Structured figure records
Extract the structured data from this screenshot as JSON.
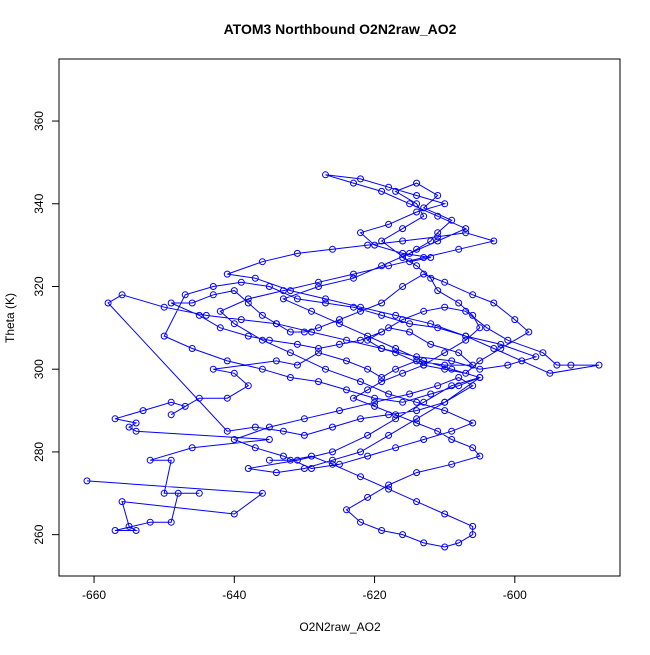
{
  "chart_data": {
    "type": "scatter",
    "title": "ATOM3 Northbound O2N2raw_AO2",
    "xlabel": "O2N2raw_AO2",
    "ylabel": "Theta (K)",
    "xlim": [
      -665,
      -585
    ],
    "ylim": [
      250,
      375
    ],
    "x_ticks": [
      -660,
      -640,
      -620,
      -600
    ],
    "y_ticks": [
      260,
      280,
      300,
      320,
      340,
      360
    ],
    "x_tick_labels": [
      "-660",
      "-640",
      "-620",
      "-600"
    ],
    "y_tick_labels": [
      "260",
      "280",
      "300",
      "320",
      "340",
      "360"
    ],
    "grid": false,
    "legend": "none",
    "colors": {
      "series": "#0000ff",
      "axes": "#000000",
      "background": "#ffffff"
    },
    "series": [
      {
        "style": "points-and-lines",
        "x": [
          -661,
          -636,
          -640,
          -656,
          -655,
          -654,
          -657,
          -652,
          -649,
          -648,
          -645,
          -650,
          -649,
          -652,
          -646,
          -635,
          -654,
          -655,
          -654,
          -657,
          -653,
          -649,
          -647,
          -649,
          -645,
          -641,
          -638,
          -640,
          -643,
          -634,
          -631,
          -628,
          -624,
          -621,
          -619,
          -617,
          -614,
          -610,
          -606,
          -608,
          -612,
          -615,
          -618,
          -621,
          -619,
          -617,
          -613,
          -610,
          -607,
          -605,
          -602,
          -598,
          -600,
          -603,
          -606,
          -610,
          -613,
          -616,
          -619,
          -622,
          -625,
          -628,
          -630,
          -632,
          -634,
          -636,
          -638,
          -640,
          -643,
          -646,
          -649,
          -645,
          -642,
          -638,
          -635,
          -631,
          -628,
          -625,
          -622,
          -619,
          -616,
          -613,
          -610,
          -607,
          -604,
          -601,
          -596,
          -594,
          -592,
          -588,
          -595,
          -599,
          -603,
          -607,
          -611,
          -615,
          -619,
          -623,
          -627,
          -631,
          -635,
          -639,
          -643,
          -647,
          -650,
          -646,
          -641,
          -636,
          -632,
          -628,
          -624,
          -620,
          -616,
          -612,
          -608,
          -605,
          -610,
          -614,
          -618,
          -622,
          -626,
          -630,
          -633,
          -637,
          -641,
          -658,
          -656,
          -650,
          -644,
          -639,
          -634,
          -629,
          -624,
          -619,
          -614,
          -609,
          -605,
          -601,
          -597,
          -602,
          -607,
          -612,
          -617,
          -622,
          -627,
          -632,
          -637,
          -641,
          -636,
          -631,
          -626,
          -621,
          -616,
          -611,
          -607,
          -603,
          -608,
          -613,
          -618,
          -623,
          -628,
          -633,
          -638,
          -642,
          -640,
          -636,
          -632,
          -627,
          -622,
          -618,
          -614,
          -610,
          -606,
          -609,
          -613,
          -617,
          -621,
          -625,
          -629,
          -633,
          -637,
          -640,
          -635,
          -630,
          -625,
          -620,
          -615,
          -611,
          -608,
          -606,
          -610,
          -614,
          -618,
          -622,
          -626,
          -630,
          -634,
          -638,
          -631,
          -626,
          -621,
          -617,
          -613,
          -609,
          -605,
          -609,
          -613,
          -617,
          -621,
          -625,
          -629,
          -633,
          -628,
          -623,
          -619,
          -615,
          -611,
          -607,
          -611,
          -615,
          -619,
          -623,
          -627,
          -622,
          -618,
          -614,
          -610,
          -614,
          -618,
          -622,
          -620,
          -616,
          -612,
          -615,
          -619,
          -616,
          -613,
          -614,
          -617,
          -614,
          -611,
          -613,
          -609,
          -611,
          -612,
          -614,
          -616,
          -614,
          -612,
          -611,
          -608,
          -606,
          -605,
          -607,
          -610,
          -613,
          -616,
          -619,
          -621,
          -623,
          -620,
          -617,
          -614,
          -611,
          -609,
          -606,
          -605,
          -609,
          -614,
          -618,
          -621,
          -624,
          -622,
          -619,
          -616,
          -613,
          -610,
          -608,
          -606,
          -606,
          -610,
          -614,
          -618,
          -622,
          -626,
          -629,
          -632,
          -635
        ],
        "y": [
          273,
          270,
          265,
          268,
          262,
          261,
          261,
          263,
          263,
          270,
          270,
          270,
          278,
          278,
          281,
          283,
          285,
          286,
          287,
          288,
          290,
          292,
          291,
          289,
          293,
          293,
          296,
          299,
          300,
          302,
          301,
          304,
          302,
          300,
          298,
          300,
          302,
          301,
          301,
          304,
          306,
          309,
          310,
          307,
          305,
          304,
          301,
          300,
          299,
          302,
          305,
          309,
          312,
          316,
          318,
          321,
          323,
          320,
          316,
          314,
          312,
          310,
          309,
          309,
          311,
          313,
          316,
          319,
          318,
          316,
          316,
          313,
          310,
          308,
          307,
          306,
          305,
          306,
          307,
          309,
          312,
          314,
          315,
          314,
          310,
          307,
          304,
          301,
          301,
          301,
          299,
          302,
          305,
          308,
          310,
          311,
          313,
          315,
          316,
          317,
          320,
          321,
          320,
          318,
          308,
          305,
          302,
          300,
          298,
          297,
          295,
          293,
          292,
          294,
          296,
          298,
          292,
          290,
          289,
          288,
          286,
          284,
          285,
          286,
          285,
          316,
          318,
          315,
          313,
          312,
          311,
          309,
          307,
          305,
          303,
          302,
          300,
          301,
          303,
          306,
          308,
          311,
          313,
          315,
          317,
          319,
          322,
          323,
          326,
          328,
          329,
          330,
          331,
          332,
          333,
          331,
          329,
          327,
          325,
          323,
          321,
          319,
          317,
          314,
          311,
          307,
          304,
          300,
          297,
          294,
          292,
          290,
          287,
          285,
          283,
          281,
          279,
          277,
          276,
          279,
          281,
          283,
          286,
          288,
          290,
          292,
          294,
          296,
          298,
          296,
          292,
          288,
          284,
          280,
          278,
          276,
          275,
          276,
          278,
          280,
          284,
          288,
          292,
          296,
          298,
          300,
          302,
          305,
          308,
          311,
          314,
          317,
          320,
          322,
          325,
          328,
          331,
          334,
          337,
          340,
          343,
          345,
          347,
          346,
          344,
          342,
          340,
          338,
          335,
          333,
          330,
          328,
          327,
          326,
          331,
          334,
          337,
          340,
          343,
          345,
          342,
          339,
          336,
          333,
          331,
          329,
          327,
          325,
          322,
          319,
          316,
          313,
          310,
          307,
          304,
          301,
          299,
          297,
          295,
          293,
          291,
          289,
          287,
          285,
          283,
          281,
          279,
          277,
          275,
          272,
          269,
          266,
          263,
          261,
          260,
          258,
          257,
          258,
          260,
          262,
          265,
          268,
          271,
          274,
          277,
          279,
          278,
          278
        ]
      }
    ]
  }
}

PROBLEM DETAILS –
All of the entries above should be copied exactly, except for the pictures.

SOLUTION FOR THIS PROBLEM –
Extract the structured data from this screenshot as JSON.
{
  "chart_data": {
    "type": "scatter",
    "title": "ATOM3 Northbound O2N2raw_AO2",
    "xlabel": "O2N2raw_AO2",
    "ylabel": "Theta (K)",
    "xlim": [
      -665,
      -585
    ],
    "ylim": [
      250,
      375
    ],
    "x_ticks": [
      -660,
      -640,
      -620,
      -600
    ],
    "y_ticks": [
      260,
      280,
      300,
      320,
      340,
      360
    ],
    "x_tick_labels": [
      "-660",
      "-640",
      "-620",
      "-600"
    ],
    "y_tick_labels": [
      "260",
      "280",
      "300",
      "320",
      "340",
      "360"
    ],
    "grid": false,
    "legend": "none",
    "colors": {
      "series": "#0000ff",
      "axes": "#000000",
      "background": "#ffffff"
    },
    "series": [
      {
        "style": "points-and-lines",
        "x": [
          -661,
          -636,
          -640,
          -656,
          -655,
          -654,
          -657,
          -652,
          -649,
          -648,
          -645,
          -650,
          -649,
          -652,
          -646,
          -635,
          -654,
          -655,
          -654,
          -657,
          -653,
          -649,
          -647,
          -649,
          -645,
          -641,
          -638,
          -640,
          -643,
          -634,
          -631,
          -628,
          -624,
          -621,
          -619,
          -617,
          -614,
          -610,
          -606,
          -608,
          -612,
          -615,
          -618,
          -621,
          -619,
          -617,
          -613,
          -610,
          -607,
          -605,
          -602,
          -598,
          -600,
          -603,
          -606,
          -610,
          -613,
          -616,
          -619,
          -622,
          -625,
          -628,
          -630,
          -632,
          -634,
          -636,
          -638,
          -640,
          -643,
          -646,
          -649,
          -645,
          -642,
          -638,
          -635,
          -631,
          -628,
          -625,
          -622,
          -619,
          -616,
          -613,
          -610,
          -607,
          -604,
          -601,
          -596,
          -594,
          -592,
          -588,
          -595,
          -599,
          -603,
          -607,
          -611,
          -615,
          -619,
          -623,
          -627,
          -631,
          -635,
          -639,
          -643,
          -647,
          -650,
          -646,
          -641,
          -636,
          -632,
          -628,
          -624,
          -620,
          -616,
          -612,
          -608,
          -605,
          -610,
          -614,
          -618,
          -622,
          -626,
          -630,
          -633,
          -637,
          -641,
          -658,
          -656,
          -650,
          -644,
          -639,
          -634,
          -629,
          -624,
          -619,
          -614,
          -609,
          -605,
          -601,
          -597,
          -602,
          -607,
          -612,
          -617,
          -622,
          -627,
          -632,
          -637,
          -641,
          -636,
          -631,
          -626,
          -621,
          -616,
          -611,
          -607,
          -603,
          -608,
          -613,
          -618,
          -623,
          -628,
          -633,
          -638,
          -642,
          -640,
          -636,
          -632,
          -627,
          -622,
          -618,
          -614,
          -610,
          -606,
          -609,
          -613,
          -617,
          -621,
          -625,
          -629,
          -633,
          -637,
          -640,
          -635,
          -630,
          -625,
          -620,
          -615,
          -611,
          -608,
          -606,
          -610,
          -614,
          -618,
          -622,
          -626,
          -630,
          -634,
          -638,
          -631,
          -626,
          -621,
          -617,
          -613,
          -609,
          -605,
          -609,
          -613,
          -617,
          -621,
          -625,
          -629,
          -633,
          -628,
          -623,
          -619,
          -615,
          -611,
          -607,
          -611,
          -615,
          -619,
          -623,
          -627,
          -622,
          -618,
          -614,
          -610,
          -614,
          -618,
          -622,
          -620,
          -616,
          -612,
          -615,
          -619,
          -616,
          -613,
          -614,
          -617,
          -614,
          -611,
          -613,
          -609,
          -611,
          -612,
          -614,
          -616,
          -614,
          -612,
          -611,
          -608,
          -606,
          -605,
          -607,
          -610,
          -613,
          -616,
          -619,
          -621,
          -623,
          -620,
          -617,
          -614,
          -611,
          -609,
          -606,
          -605,
          -609,
          -614,
          -618,
          -621,
          -624,
          -622,
          -619,
          -616,
          -613,
          -610,
          -608,
          -606,
          -606,
          -610,
          -614,
          -618,
          -622,
          -626,
          -629,
          -632,
          -635
        ],
        "y": [
          273,
          270,
          265,
          268,
          262,
          261,
          261,
          263,
          263,
          270,
          270,
          270,
          278,
          278,
          281,
          283,
          285,
          286,
          287,
          288,
          290,
          292,
          291,
          289,
          293,
          293,
          296,
          299,
          300,
          302,
          301,
          304,
          302,
          300,
          298,
          300,
          302,
          301,
          301,
          304,
          306,
          309,
          310,
          307,
          305,
          304,
          301,
          300,
          299,
          302,
          305,
          309,
          312,
          316,
          318,
          321,
          323,
          320,
          316,
          314,
          312,
          310,
          309,
          309,
          311,
          313,
          316,
          319,
          318,
          316,
          316,
          313,
          310,
          308,
          307,
          306,
          305,
          306,
          307,
          309,
          312,
          314,
          315,
          314,
          310,
          307,
          304,
          301,
          301,
          301,
          299,
          302,
          305,
          308,
          310,
          311,
          313,
          315,
          316,
          317,
          320,
          321,
          320,
          318,
          308,
          305,
          302,
          300,
          298,
          297,
          295,
          293,
          292,
          294,
          296,
          298,
          292,
          290,
          289,
          288,
          286,
          284,
          285,
          286,
          285,
          316,
          318,
          315,
          313,
          312,
          311,
          309,
          307,
          305,
          303,
          302,
          300,
          301,
          303,
          306,
          308,
          311,
          313,
          315,
          317,
          319,
          322,
          323,
          326,
          328,
          329,
          330,
          331,
          332,
          333,
          331,
          329,
          327,
          325,
          323,
          321,
          319,
          317,
          314,
          311,
          307,
          304,
          300,
          297,
          294,
          292,
          290,
          287,
          285,
          283,
          281,
          279,
          277,
          276,
          279,
          281,
          283,
          286,
          288,
          290,
          292,
          294,
          296,
          298,
          296,
          292,
          288,
          284,
          280,
          278,
          276,
          275,
          276,
          278,
          280,
          284,
          288,
          292,
          296,
          298,
          300,
          302,
          305,
          308,
          311,
          314,
          317,
          320,
          322,
          325,
          328,
          331,
          334,
          337,
          340,
          343,
          345,
          347,
          346,
          344,
          342,
          340,
          338,
          335,
          333,
          330,
          328,
          327,
          326,
          331,
          334,
          337,
          340,
          343,
          345,
          342,
          339,
          336,
          333,
          331,
          329,
          327,
          325,
          322,
          319,
          316,
          313,
          310,
          307,
          304,
          301,
          299,
          297,
          295,
          293,
          291,
          289,
          287,
          285,
          283,
          281,
          279,
          277,
          275,
          272,
          269,
          266,
          263,
          261,
          260,
          258,
          257,
          258,
          260,
          262,
          265,
          268,
          271,
          274,
          277,
          279,
          278,
          278
        ]
      }
    ]
  }
}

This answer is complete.